### Data records

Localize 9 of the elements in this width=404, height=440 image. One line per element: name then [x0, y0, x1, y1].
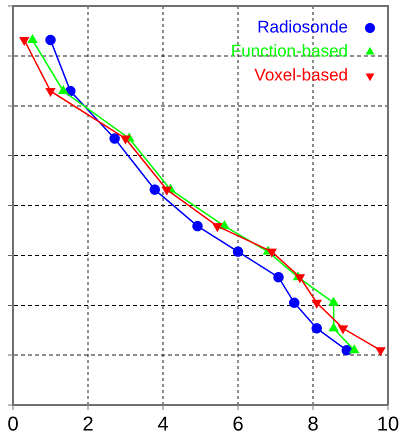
x-tick-label: 10	[376, 414, 400, 436]
x-tick-label: 8	[307, 414, 319, 436]
x-tick-label: 6	[232, 414, 244, 436]
x-tick-label: 2	[82, 414, 94, 436]
legend-label: Radiosonde	[257, 18, 348, 37]
x-tick-label: 0	[7, 414, 19, 436]
x-tick-label: 4	[157, 414, 169, 436]
legend-label: Function-based	[230, 42, 348, 61]
legend-label: Voxel-based	[254, 66, 348, 85]
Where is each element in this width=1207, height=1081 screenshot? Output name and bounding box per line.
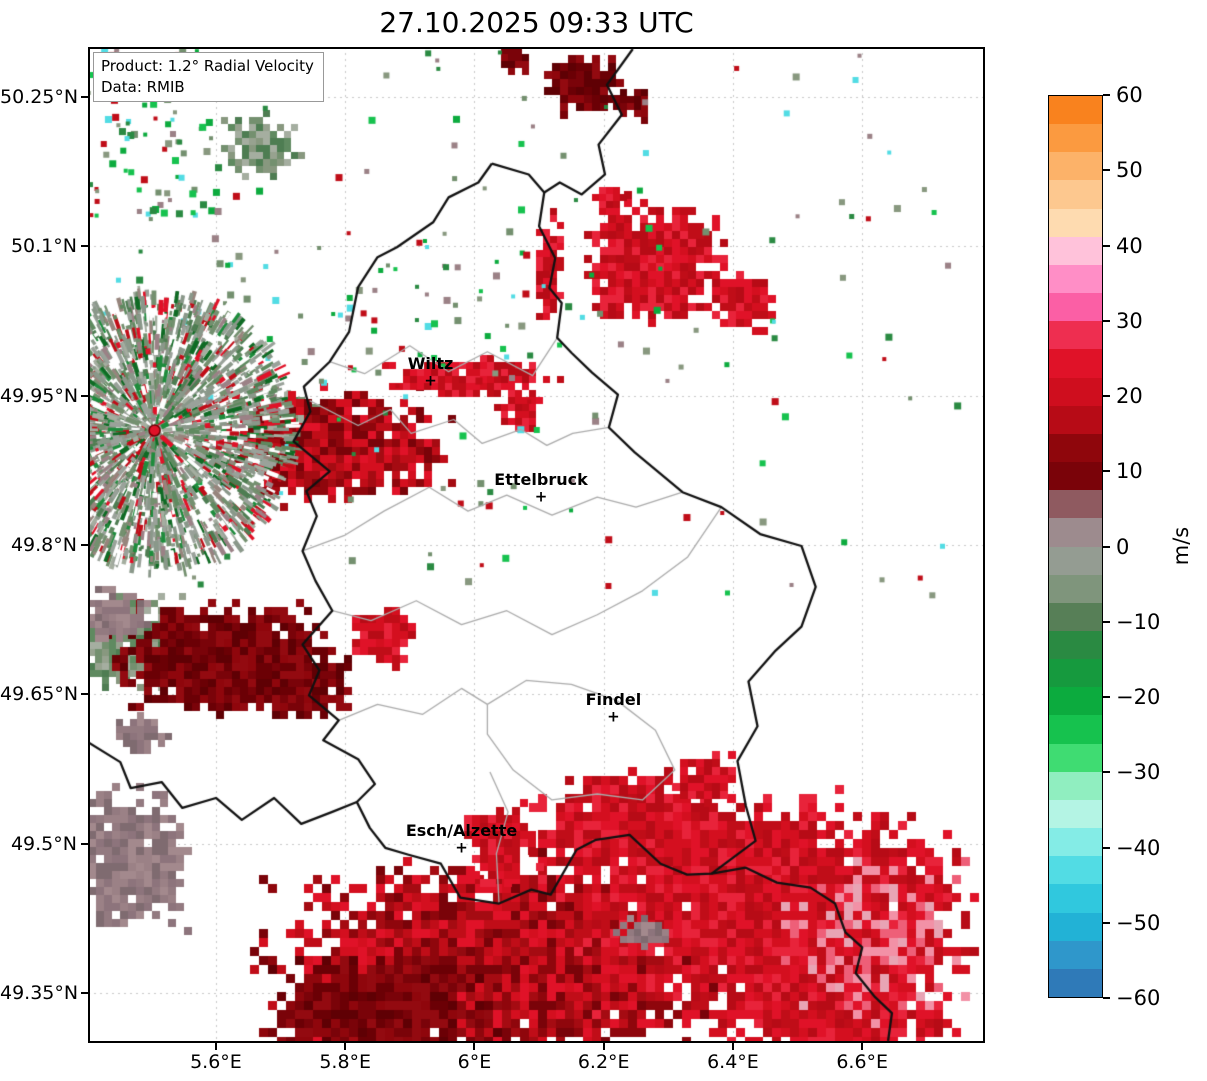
product-label: Product: 1.2° Radial Velocity bbox=[101, 57, 314, 75]
x-tick-mark bbox=[214, 1043, 217, 1050]
colorbar-tick-mark bbox=[1103, 319, 1110, 322]
y-tick-mark bbox=[81, 95, 88, 98]
y-tick-label: 49.65°N bbox=[0, 683, 79, 706]
y-tick-label: 49.5°N bbox=[10, 832, 77, 855]
x-tick-mark bbox=[344, 1043, 347, 1050]
colorbar-tick-mark bbox=[1103, 244, 1110, 247]
colorbar-tick-mark bbox=[1103, 620, 1110, 623]
x-tick-mark bbox=[602, 1043, 605, 1050]
x-tick-label: 6.2°E bbox=[577, 1051, 630, 1073]
y-tick-mark bbox=[81, 693, 88, 696]
x-tick-label: 5.6°E bbox=[190, 1051, 242, 1073]
x-tick-mark bbox=[731, 1043, 734, 1050]
colorbar: 60 50 40 30 20 10 0 −10 −20 −30 −40 −50 −60 bbox=[1048, 83, 1160, 1010]
y-tick-label: 49.35°N bbox=[0, 982, 79, 1005]
colorbar-tick-label: 60 bbox=[1116, 83, 1143, 107]
y-tick-label: 50.25°N bbox=[0, 85, 79, 108]
colorbar-tick-label: −30 bbox=[1116, 760, 1161, 785]
colorbar-tick-label: 0 bbox=[1116, 534, 1130, 559]
y-tick-label: 50.1°N bbox=[10, 235, 77, 258]
y-tick-mark bbox=[81, 245, 88, 248]
colorbar-tick-mark bbox=[1103, 470, 1110, 473]
radar-map-canvas bbox=[88, 47, 985, 1043]
y-tick-label: 49.95°N bbox=[0, 384, 79, 407]
colorbar-tick-mark bbox=[1103, 545, 1110, 548]
y-tick-label: 49.8°N bbox=[10, 534, 77, 556]
colorbar-gradient bbox=[1048, 95, 1103, 998]
x-tick-label: 5.8°E bbox=[319, 1051, 372, 1073]
y-tick-mark bbox=[81, 992, 88, 995]
x-tick-mark bbox=[473, 1043, 476, 1050]
colorbar-tick-label: 20 bbox=[1116, 384, 1143, 408]
colorbar-tick-label: −50 bbox=[1116, 910, 1161, 935]
colorbar-tick-label: −40 bbox=[1116, 835, 1161, 860]
colorbar-tick-label: 10 bbox=[1116, 459, 1143, 484]
colorbar-tick-mark bbox=[1103, 169, 1110, 172]
y-tick-mark bbox=[81, 842, 88, 845]
colorbar-tick-label: −10 bbox=[1116, 609, 1161, 634]
colorbar-tick-label: 40 bbox=[1116, 233, 1143, 258]
colorbar-tick-label: −60 bbox=[1116, 986, 1161, 1010]
colorbar-tick-label: 30 bbox=[1116, 308, 1143, 333]
x-tick-label: 6°E bbox=[457, 1051, 492, 1073]
x-tick-label: 6.6°E bbox=[836, 1051, 889, 1073]
x-tick-label: 6.4°E bbox=[707, 1051, 759, 1073]
colorbar-tick-mark bbox=[1103, 696, 1110, 698]
colorbar-tick-mark bbox=[1103, 771, 1110, 774]
map-plot: Product: 1.2° Radial Velocity Data: RMIB… bbox=[88, 47, 985, 1043]
colorbar-tick-mark bbox=[1103, 921, 1110, 924]
product-info-box: Product: 1.2° Radial Velocity Data: RMIB bbox=[93, 52, 324, 103]
colorbar-tick-label: −20 bbox=[1116, 685, 1161, 709]
y-tick-mark bbox=[81, 544, 88, 546]
x-tick-mark bbox=[861, 1043, 864, 1050]
data-source-label: Data: RMIB bbox=[101, 77, 185, 96]
y-tick-mark bbox=[81, 394, 88, 397]
colorbar-tick-label: 50 bbox=[1116, 158, 1143, 183]
figure-title: 27.10.2025 09:33 UTC bbox=[379, 6, 694, 39]
colorbar-tick-mark bbox=[1103, 395, 1110, 397]
colorbar-tick-mark bbox=[1103, 94, 1110, 96]
colorbar-unit-label: m/s bbox=[1169, 526, 1193, 566]
colorbar-tick-mark bbox=[1103, 846, 1110, 849]
colorbar-tick-mark bbox=[1103, 997, 1110, 999]
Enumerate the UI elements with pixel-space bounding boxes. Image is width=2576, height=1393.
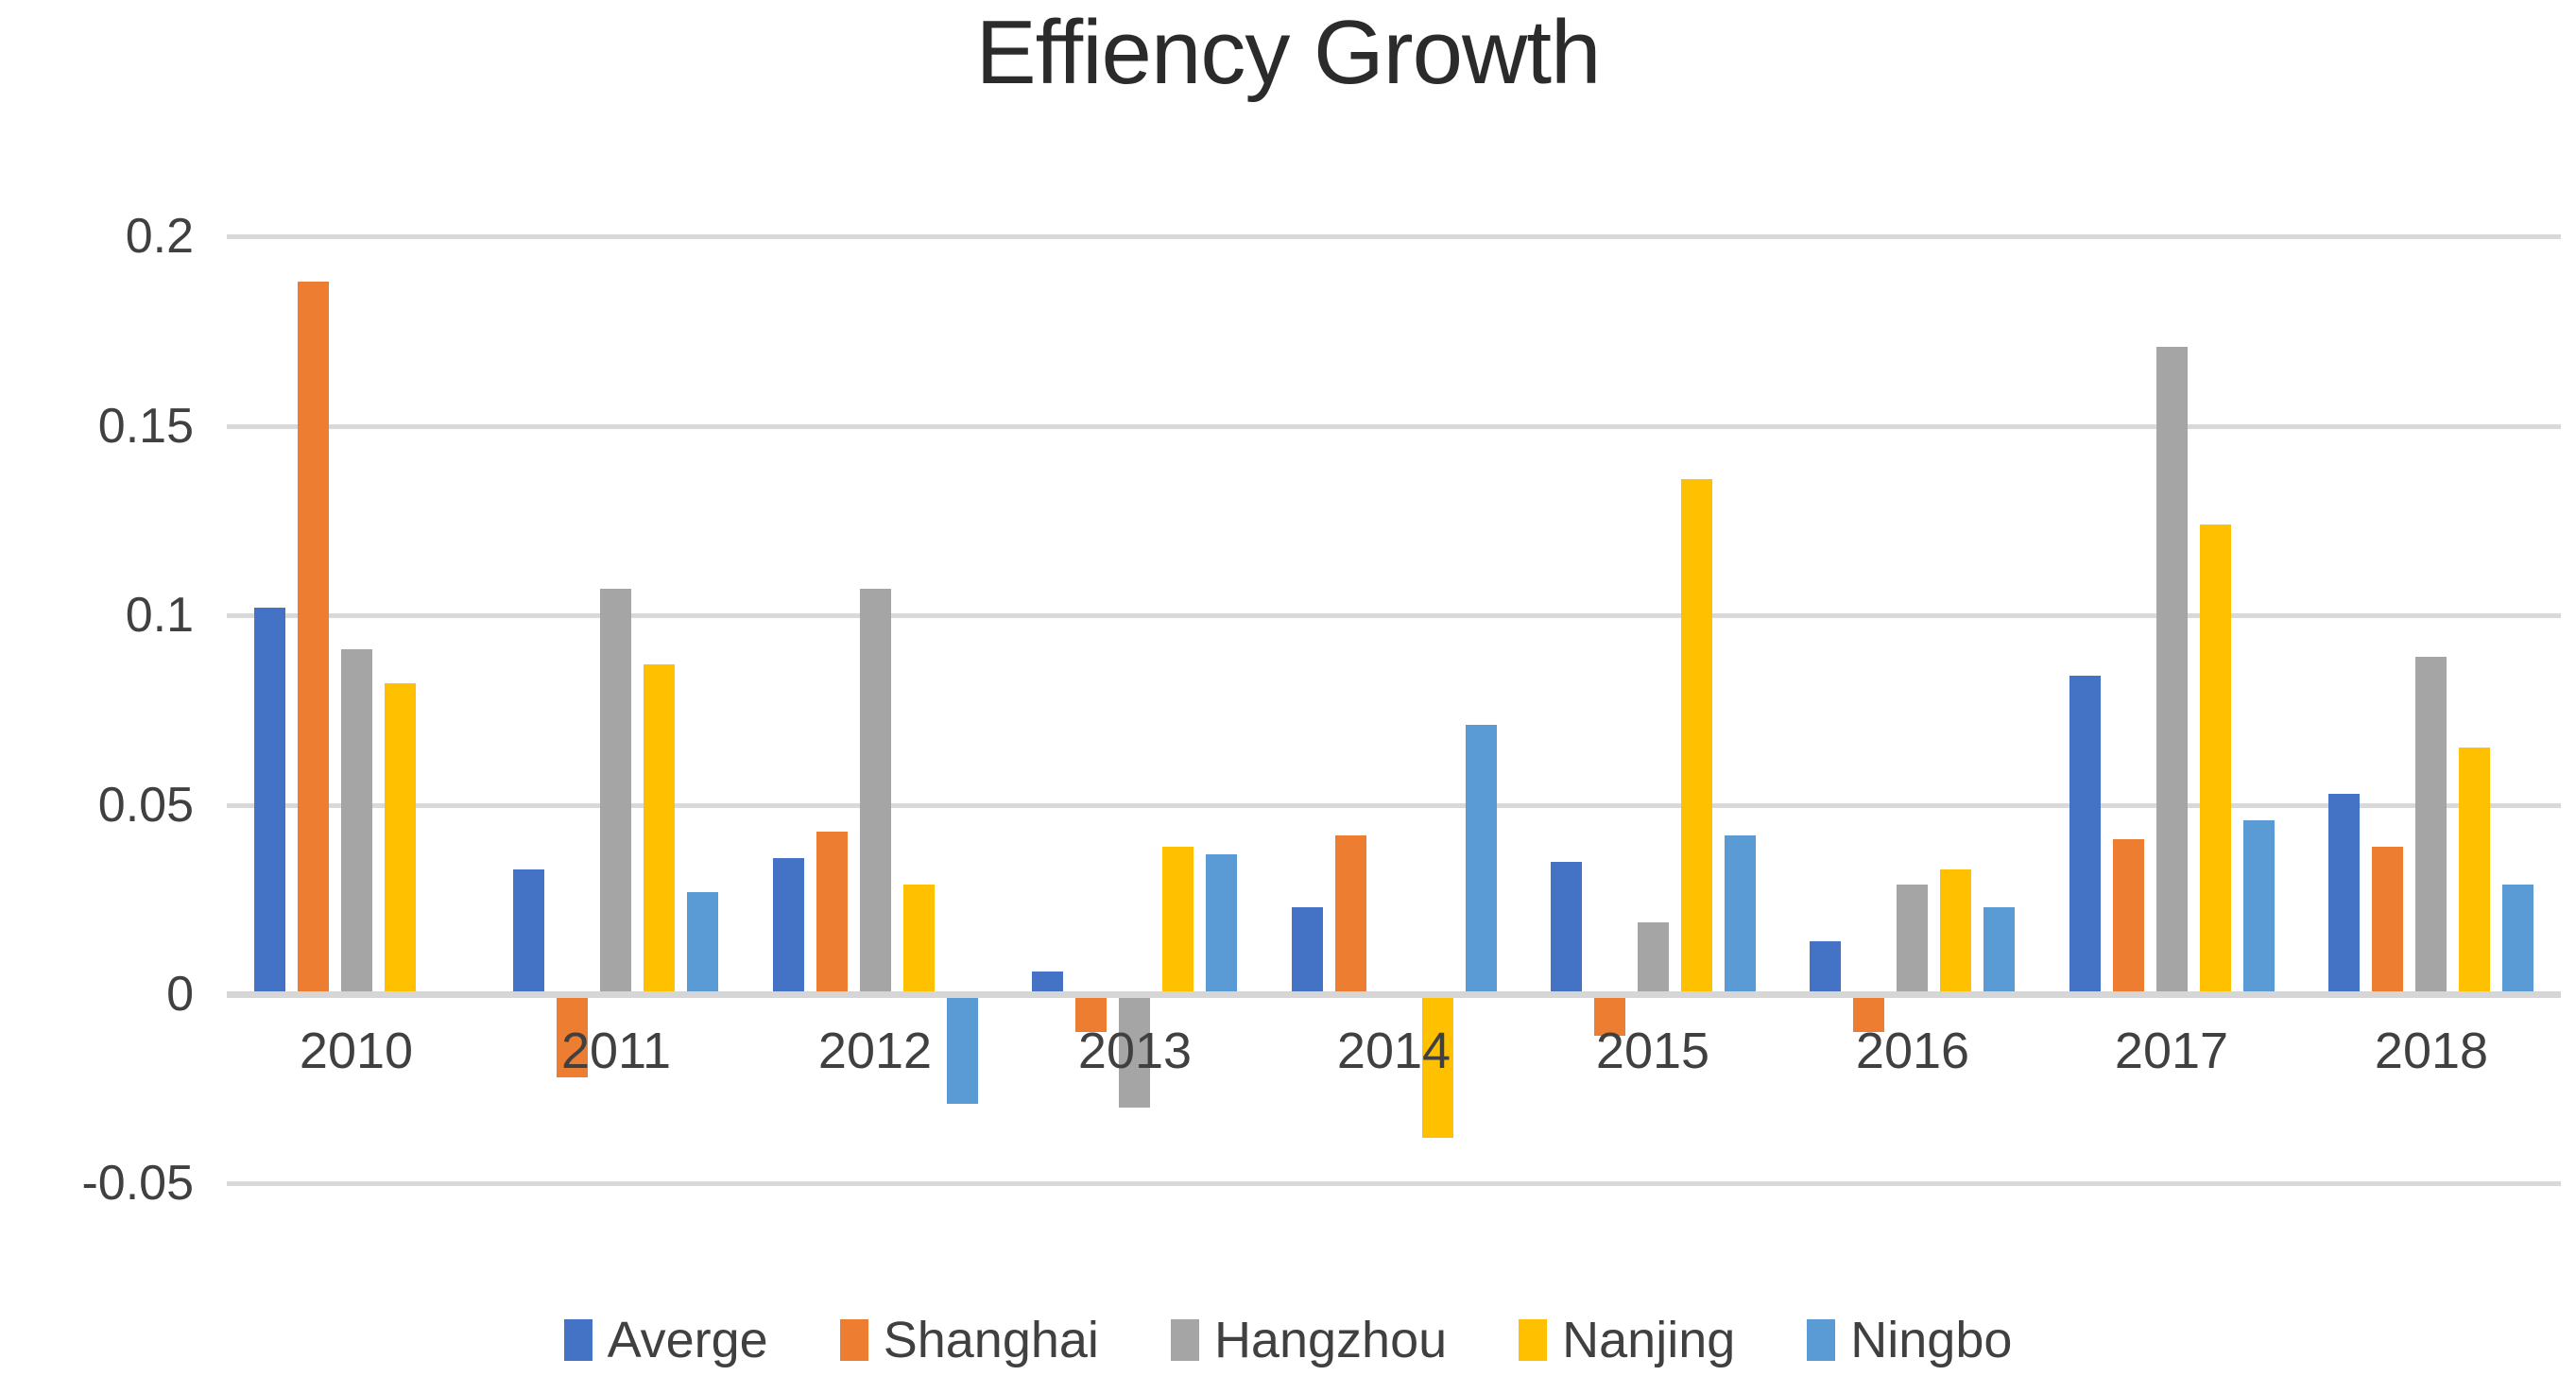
legend-swatch-icon (1519, 1319, 1548, 1361)
x-tick-label: 2011 (560, 1023, 672, 1079)
x-tick-label: 2018 (2374, 1023, 2489, 1079)
bar-averge-2010 (254, 608, 285, 994)
bar-ningbo-2014 (1466, 725, 1497, 994)
x-tick-label: 2010 (299, 1023, 414, 1079)
bar-hangzhou-2015 (1638, 922, 1669, 994)
x-tick-label: 2016 (1855, 1023, 1970, 1079)
legend-item-nanjing: Nanjing (1519, 1312, 1735, 1368)
y-tick-label: 0.15 (97, 398, 194, 454)
y-tick-label: 0.2 (125, 209, 194, 265)
bar-hangzhou-2017 (2156, 347, 2188, 994)
legend-label: Averge (607, 1312, 768, 1368)
legend-item-ningbo: Ningbo (1807, 1312, 2012, 1368)
bar-ningbo-2018 (2502, 885, 2533, 994)
gridline-zero (227, 991, 2561, 998)
chart-title: Effiency Growth (975, 2, 1602, 103)
gridline (227, 613, 2561, 619)
legend-label: Hangzhou (1213, 1312, 1448, 1368)
legend-label: Ningbo (1850, 1312, 2013, 1368)
bar-shanghai-2018 (2372, 847, 2403, 994)
bar-shanghai-2016 (1853, 994, 1884, 1032)
gridline (227, 423, 2561, 429)
bar-hangzhou-2011 (600, 589, 631, 994)
x-tick-label: 2014 (1336, 1023, 1451, 1079)
bar-nanjing-2011 (644, 664, 675, 994)
bar-hangzhou-2016 (1897, 885, 1928, 994)
legend-label: Nanjing (1562, 1312, 1736, 1368)
bar-averge-2018 (2328, 794, 2360, 994)
bar-hangzhou-2012 (860, 589, 891, 994)
bar-averge-2017 (2069, 676, 2101, 994)
x-tick-label: 2017 (2114, 1023, 2229, 1079)
bar-averge-2016 (1810, 941, 1841, 994)
bar-shanghai-2010 (298, 282, 329, 994)
gridline (227, 1181, 2561, 1187)
bar-nanjing-2018 (2459, 748, 2490, 994)
bar-nanjing-2010 (385, 683, 416, 994)
bar-shanghai-2011 (557, 994, 588, 1077)
y-tick-label: 0.1 (125, 588, 194, 644)
bar-hangzhou-2013 (1119, 994, 1150, 1108)
bar-hangzhou-2010 (341, 649, 372, 994)
bar-nanjing-2014 (1422, 994, 1453, 1138)
legend-swatch-icon (1807, 1319, 1836, 1361)
legend-item-averge: Averge (563, 1312, 768, 1368)
bar-ningbo-2012 (947, 994, 978, 1104)
legend-label: Shanghai (883, 1312, 1099, 1368)
bar-shanghai-2015 (1594, 994, 1625, 1036)
bar-nanjing-2015 (1681, 479, 1712, 994)
legend-swatch-icon (839, 1319, 868, 1361)
bar-ningbo-2016 (1984, 907, 2015, 994)
bar-nanjing-2012 (903, 885, 935, 994)
bar-ningbo-2017 (2243, 820, 2275, 994)
bar-shanghai-2012 (816, 832, 848, 994)
bar-nanjing-2013 (1162, 847, 1194, 994)
x-tick-label: 2012 (817, 1023, 933, 1079)
gridline (227, 234, 2561, 240)
y-tick-label: 0 (166, 967, 194, 1022)
bar-ningbo-2013 (1206, 854, 1237, 994)
bar-averge-2014 (1292, 907, 1323, 994)
bar-shanghai-2014 (1335, 835, 1366, 994)
legend: Averge Shanghai Hangzhou Nanjing Ningbo (0, 1312, 2576, 1368)
y-tick-label: 0.05 (97, 777, 194, 833)
bar-hangzhou-2018 (2415, 657, 2447, 994)
y-tick-label: -0.05 (81, 1156, 194, 1212)
x-tick-label: 2015 (1595, 1023, 1710, 1079)
bar-nanjing-2017 (2200, 525, 2231, 994)
x-tick-label: 2013 (1077, 1023, 1193, 1079)
bar-shanghai-2013 (1075, 994, 1107, 1032)
legend-swatch-icon (1170, 1319, 1199, 1361)
bar-averge-2012 (773, 858, 804, 994)
bar-ningbo-2015 (1725, 835, 1756, 994)
bar-averge-2013 (1032, 972, 1063, 994)
legend-item-hangzhou: Hangzhou (1170, 1312, 1448, 1368)
legend-swatch-icon (563, 1319, 592, 1361)
bar-nanjing-2016 (1940, 869, 1971, 994)
bar-averge-2011 (513, 869, 544, 994)
legend-item-shanghai: Shanghai (839, 1312, 1099, 1368)
bar-ningbo-2011 (687, 892, 718, 994)
bar-averge-2015 (1551, 862, 1582, 994)
bar-shanghai-2017 (2113, 839, 2144, 994)
gridline (227, 802, 2561, 808)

######

**Work instructions:** Reproduce word for word everything in the records above, from the line containing "legend-swatch-icon (1519, 1319, 1548, 1361)" down to the line containing "bar-hangzhou-2010 (341, 649, 372, 994)", with both of those lines included.

**Output for this exercise:**
legend-swatch-icon (1519, 1319, 1548, 1361)
x-tick-label: 2011 (560, 1023, 672, 1079)
x-tick-label: 2018 (2374, 1023, 2489, 1079)
bar-averge-2010 (254, 608, 285, 994)
bar-ningbo-2014 (1466, 725, 1497, 994)
x-tick-label: 2010 (299, 1023, 414, 1079)
bar-hangzhou-2015 (1638, 922, 1669, 994)
x-tick-label: 2016 (1855, 1023, 1970, 1079)
legend-item-nanjing: Nanjing (1519, 1312, 1735, 1368)
y-tick-label: 0.15 (97, 398, 194, 454)
y-tick-label: 0.2 (125, 209, 194, 265)
bar-hangzhou-2017 (2156, 347, 2188, 994)
legend-label: Averge (607, 1312, 768, 1368)
legend-item-ningbo: Ningbo (1807, 1312, 2012, 1368)
bar-ningbo-2018 (2502, 885, 2533, 994)
gridline-zero (227, 991, 2561, 998)
chart-title: Effiency Growth (975, 2, 1602, 103)
gridline (227, 613, 2561, 619)
legend-label: Hangzhou (1213, 1312, 1448, 1368)
legend-label: Ningbo (1850, 1312, 2013, 1368)
bar-shanghai-2018 (2372, 847, 2403, 994)
bar-shanghai-2016 (1853, 994, 1884, 1032)
gridline (227, 423, 2561, 429)
bar-hangzhou-2011 (600, 589, 631, 994)
x-tick-label: 2014 (1336, 1023, 1451, 1079)
bar-nanjing-2011 (644, 664, 675, 994)
bar-hangzhou-2016 (1897, 885, 1928, 994)
legend-label: Nanjing (1562, 1312, 1736, 1368)
bar-averge-2018 (2328, 794, 2360, 994)
bar-hangzhou-2012 (860, 589, 891, 994)
bar-averge-2017 (2069, 676, 2101, 994)
x-tick-label: 2017 (2114, 1023, 2229, 1079)
bar-averge-2016 (1810, 941, 1841, 994)
bar-shanghai-2010 (298, 282, 329, 994)
gridline (227, 1181, 2561, 1187)
bar-nanjing-2018 (2459, 748, 2490, 994)
bar-nanjing-2010 (385, 683, 416, 994)
bar-shanghai-2011 (557, 994, 588, 1077)
y-tick-label: 0.1 (125, 588, 194, 644)
bar-hangzhou-2013 (1119, 994, 1150, 1108)
bar-hangzhou-2010 (341, 649, 372, 994)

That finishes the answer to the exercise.